Layout records:
--- --- ---

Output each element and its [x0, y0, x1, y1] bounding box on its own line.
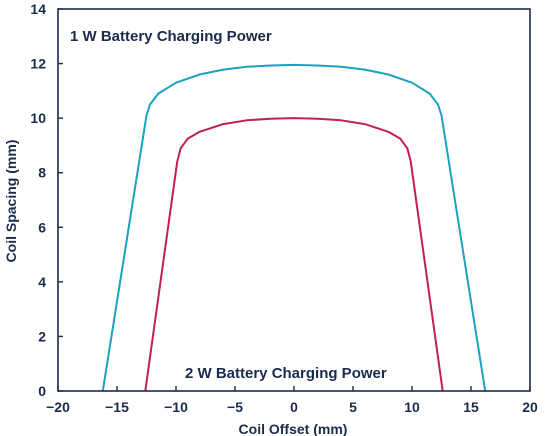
- y-tick-label: 6: [38, 219, 46, 235]
- x-tick-label: 0: [290, 399, 298, 415]
- y-tick-label: 12: [30, 56, 46, 72]
- series-line-2: [144, 117, 444, 392]
- axes: −20 −15 −10 −5 0 5 10 15 20 0 2 4 6 8 10 12 14: [30, 1, 538, 415]
- x-tick-label: −20: [46, 399, 70, 415]
- y-tick-label: 2: [38, 328, 46, 344]
- y-tick-label: 10: [30, 110, 46, 126]
- x-tick-label: −15: [105, 399, 129, 415]
- x-tick-label: 10: [404, 399, 420, 415]
- y-axis-title: Coil Spacing (mm): [3, 140, 19, 263]
- y-tick-label: 8: [38, 165, 46, 181]
- y-tick-label: 0: [38, 383, 46, 399]
- annotation-2w: 2 W Battery Charging Power: [185, 365, 387, 382]
- plot-frame: [57, 8, 531, 392]
- annotation-1w: 1 W Battery Charging Power: [70, 28, 272, 45]
- x-tick-label: −5: [227, 399, 243, 415]
- plot-area: [101, 63, 487, 392]
- x-tick-label: 15: [463, 399, 479, 415]
- x-axis-title: Coil Offset (mm): [239, 421, 348, 436]
- y-tick-label: 4: [38, 274, 46, 290]
- x-tick-label: 20: [522, 399, 538, 415]
- y-tick-label: 14: [30, 1, 46, 17]
- series-line-1: [101, 63, 487, 392]
- x-tick-label: 5: [349, 399, 357, 415]
- x-tick-label: −10: [164, 399, 188, 415]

--- --- ---

● WHAT THIS TASK INVOLVES
Can you quote all of the items above word for word, leaving out the pictures?

● RESULT OF THE TASK
Output each element and its [x0, y0, x1, y1] bounding box on its own line.
- y-tick-label: 6: [38, 219, 46, 235]
- x-tick-label: 0: [290, 399, 298, 415]
- y-tick-label: 12: [30, 56, 46, 72]
- series-line-2: [144, 117, 444, 392]
- axes: −20 −15 −10 −5 0 5 10 15 20 0 2 4 6 8 10 12 14: [30, 1, 538, 415]
- x-tick-label: −20: [46, 399, 70, 415]
- y-tick-label: 2: [38, 328, 46, 344]
- y-tick-label: 10: [30, 110, 46, 126]
- x-tick-label: −15: [105, 399, 129, 415]
- x-tick-label: 10: [404, 399, 420, 415]
- y-axis-title: Coil Spacing (mm): [3, 140, 19, 263]
- y-tick-label: 8: [38, 165, 46, 181]
- y-tick-label: 0: [38, 383, 46, 399]
- annotation-2w: 2 W Battery Charging Power: [185, 365, 387, 382]
- plot-frame: [57, 8, 531, 392]
- annotation-1w: 1 W Battery Charging Power: [70, 28, 272, 45]
- x-tick-label: −5: [227, 399, 243, 415]
- plot-area: [101, 63, 487, 392]
- x-tick-label: 15: [463, 399, 479, 415]
- x-axis-title: Coil Offset (mm): [239, 421, 348, 436]
- y-tick-label: 4: [38, 274, 46, 290]
- x-tick-label: 20: [522, 399, 538, 415]
- y-tick-label: 14: [30, 1, 46, 17]
- series-line-1: [101, 63, 487, 392]
- x-tick-label: 5: [349, 399, 357, 415]
- x-tick-label: −10: [164, 399, 188, 415]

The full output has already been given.